# Start of SUPPLIED ENTRIES

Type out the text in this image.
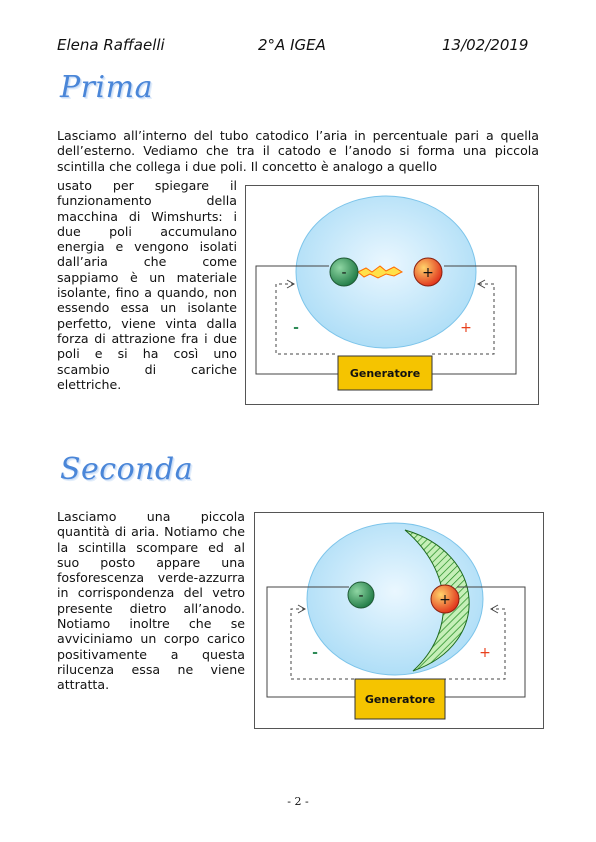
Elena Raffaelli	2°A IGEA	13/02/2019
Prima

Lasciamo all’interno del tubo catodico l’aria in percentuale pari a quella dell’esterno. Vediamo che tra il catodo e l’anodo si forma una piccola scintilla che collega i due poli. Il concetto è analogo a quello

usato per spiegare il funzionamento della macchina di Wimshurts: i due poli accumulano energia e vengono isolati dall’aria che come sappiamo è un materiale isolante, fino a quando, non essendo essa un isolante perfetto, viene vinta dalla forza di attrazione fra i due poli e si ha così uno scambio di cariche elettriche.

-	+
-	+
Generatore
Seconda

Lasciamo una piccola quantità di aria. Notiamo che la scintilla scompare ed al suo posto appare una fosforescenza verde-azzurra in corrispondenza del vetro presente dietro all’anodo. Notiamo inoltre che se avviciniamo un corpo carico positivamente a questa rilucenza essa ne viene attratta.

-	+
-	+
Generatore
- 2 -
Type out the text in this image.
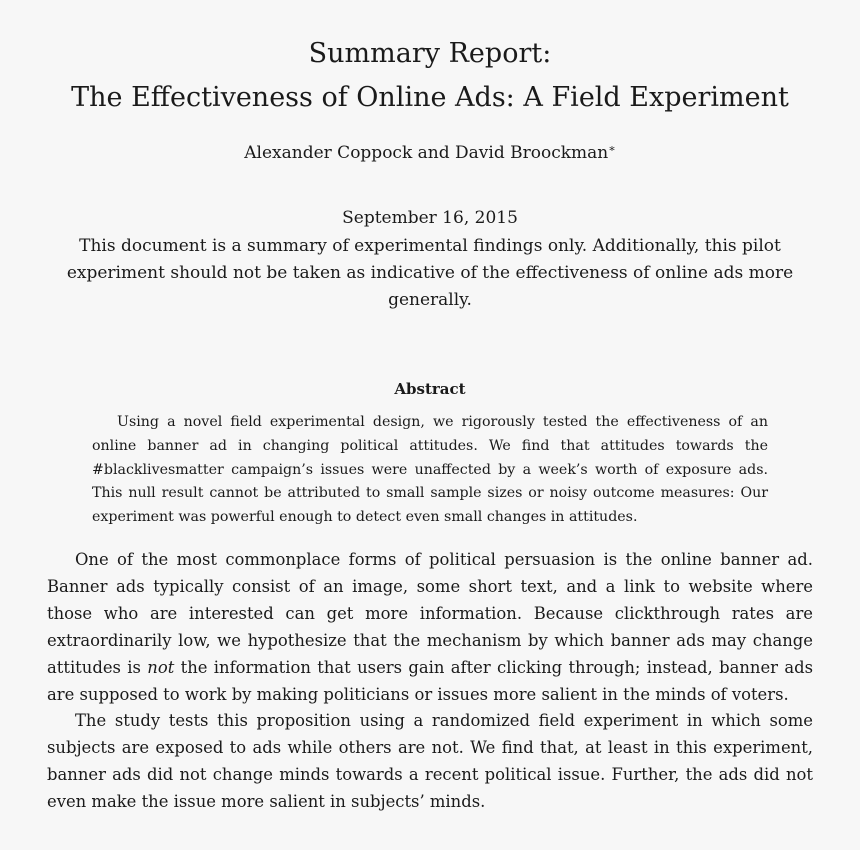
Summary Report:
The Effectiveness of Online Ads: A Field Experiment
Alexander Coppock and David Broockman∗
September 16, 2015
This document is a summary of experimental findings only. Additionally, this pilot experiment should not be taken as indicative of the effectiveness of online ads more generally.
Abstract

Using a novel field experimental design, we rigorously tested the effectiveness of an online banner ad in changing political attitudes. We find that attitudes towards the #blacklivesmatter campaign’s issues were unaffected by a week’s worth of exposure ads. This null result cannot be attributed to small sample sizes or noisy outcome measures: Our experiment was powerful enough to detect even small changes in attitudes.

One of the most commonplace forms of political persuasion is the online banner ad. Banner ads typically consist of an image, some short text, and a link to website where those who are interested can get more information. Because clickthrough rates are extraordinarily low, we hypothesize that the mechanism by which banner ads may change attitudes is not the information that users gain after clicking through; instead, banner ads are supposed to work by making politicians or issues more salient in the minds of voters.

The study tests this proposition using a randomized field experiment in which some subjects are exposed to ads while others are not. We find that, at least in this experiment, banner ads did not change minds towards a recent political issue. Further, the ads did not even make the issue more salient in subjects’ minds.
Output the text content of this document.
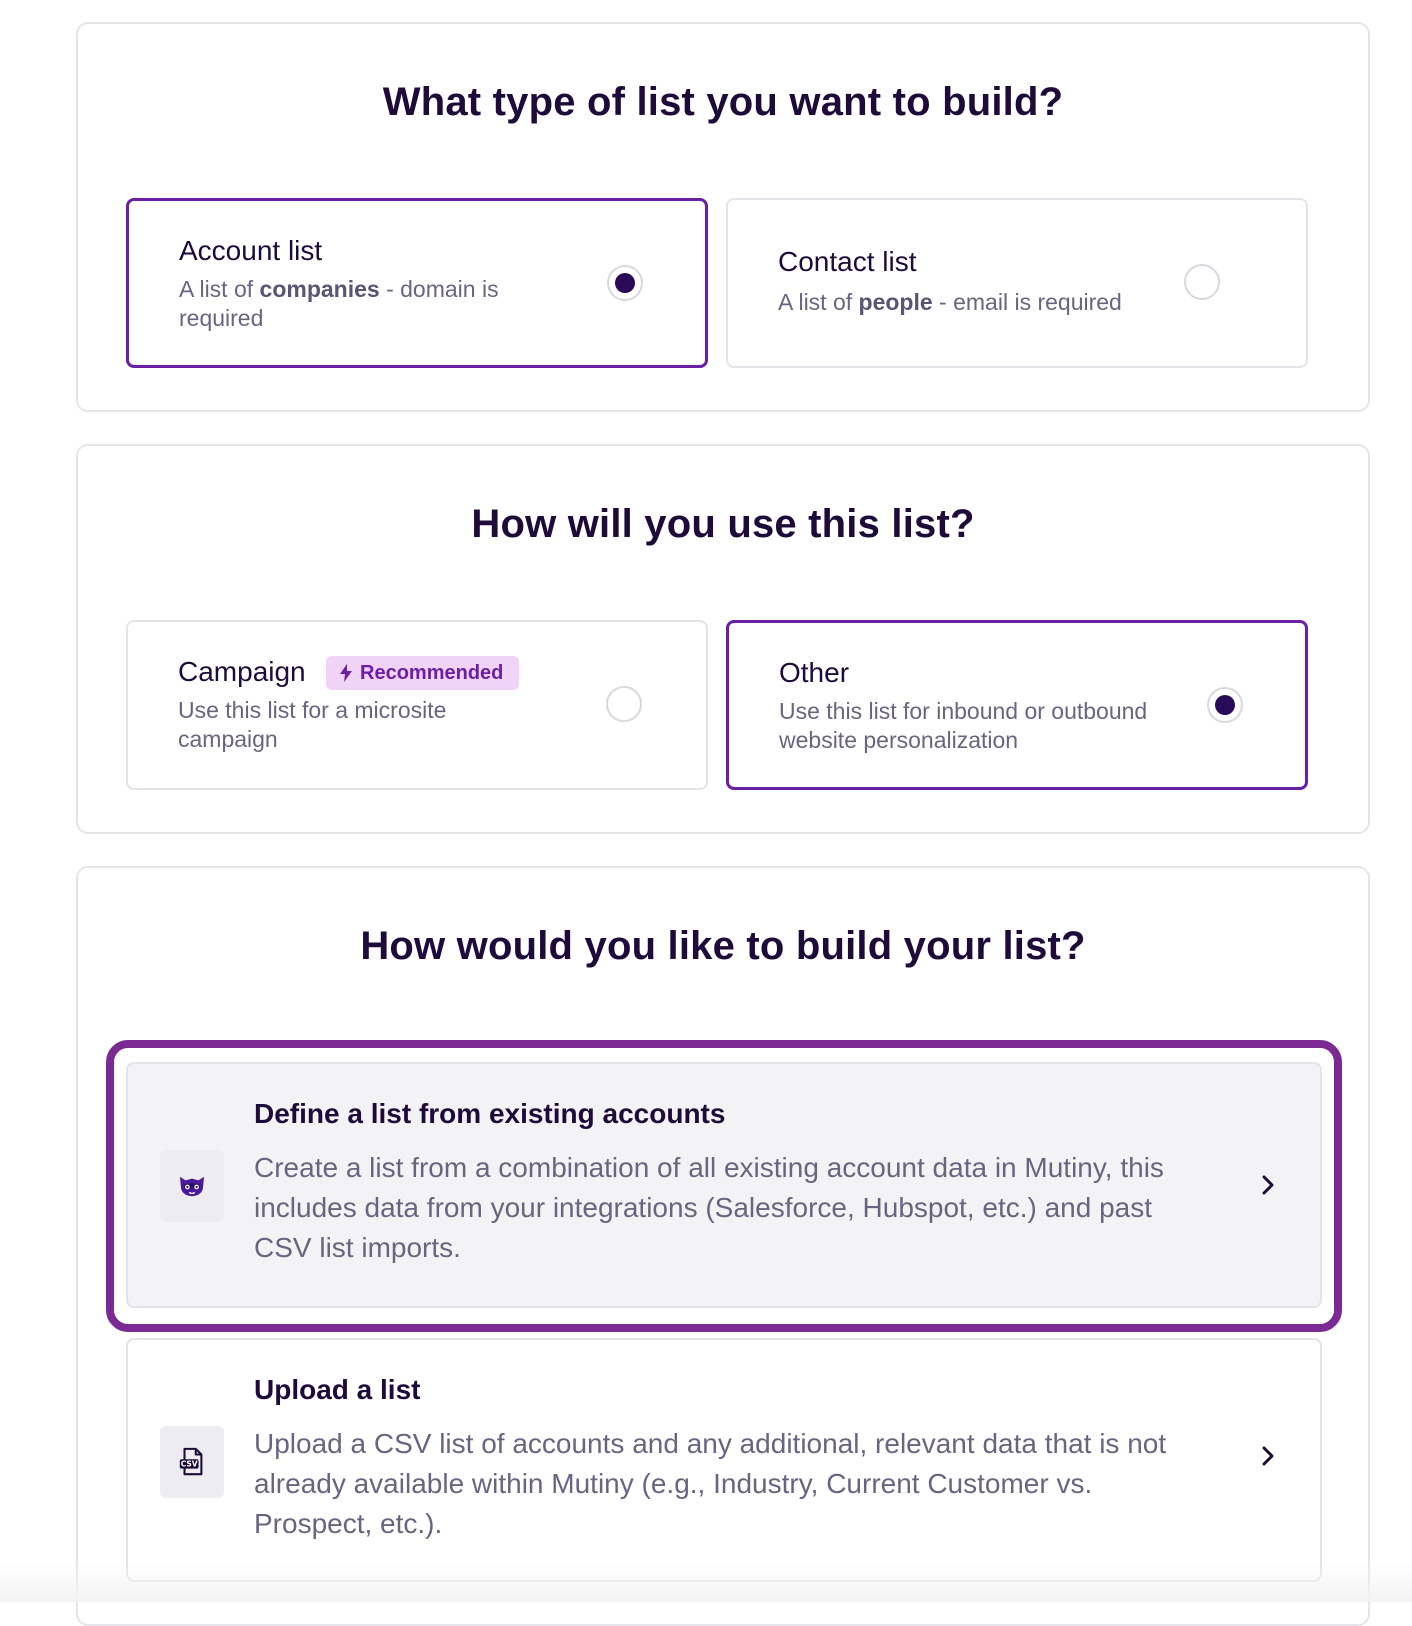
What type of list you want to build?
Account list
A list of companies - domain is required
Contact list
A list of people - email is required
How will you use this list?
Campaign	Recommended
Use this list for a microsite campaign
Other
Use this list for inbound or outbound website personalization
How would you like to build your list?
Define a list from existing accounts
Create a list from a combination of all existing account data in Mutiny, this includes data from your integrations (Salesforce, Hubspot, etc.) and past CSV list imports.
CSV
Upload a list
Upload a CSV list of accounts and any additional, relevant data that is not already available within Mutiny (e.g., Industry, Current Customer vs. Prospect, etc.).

# End of SUPPLIED ENTRIES

▸ REQUIREMENT
Copy each line of the records above that carries the word "existing".

▸ SOLUTION TO THIS EXERCISE
Define a list from existing accounts
Create a list from a combination of all existing account data in Mutiny, this includes data from your integrations (Salesforce, Hubspot, etc.) and past CSV list imports.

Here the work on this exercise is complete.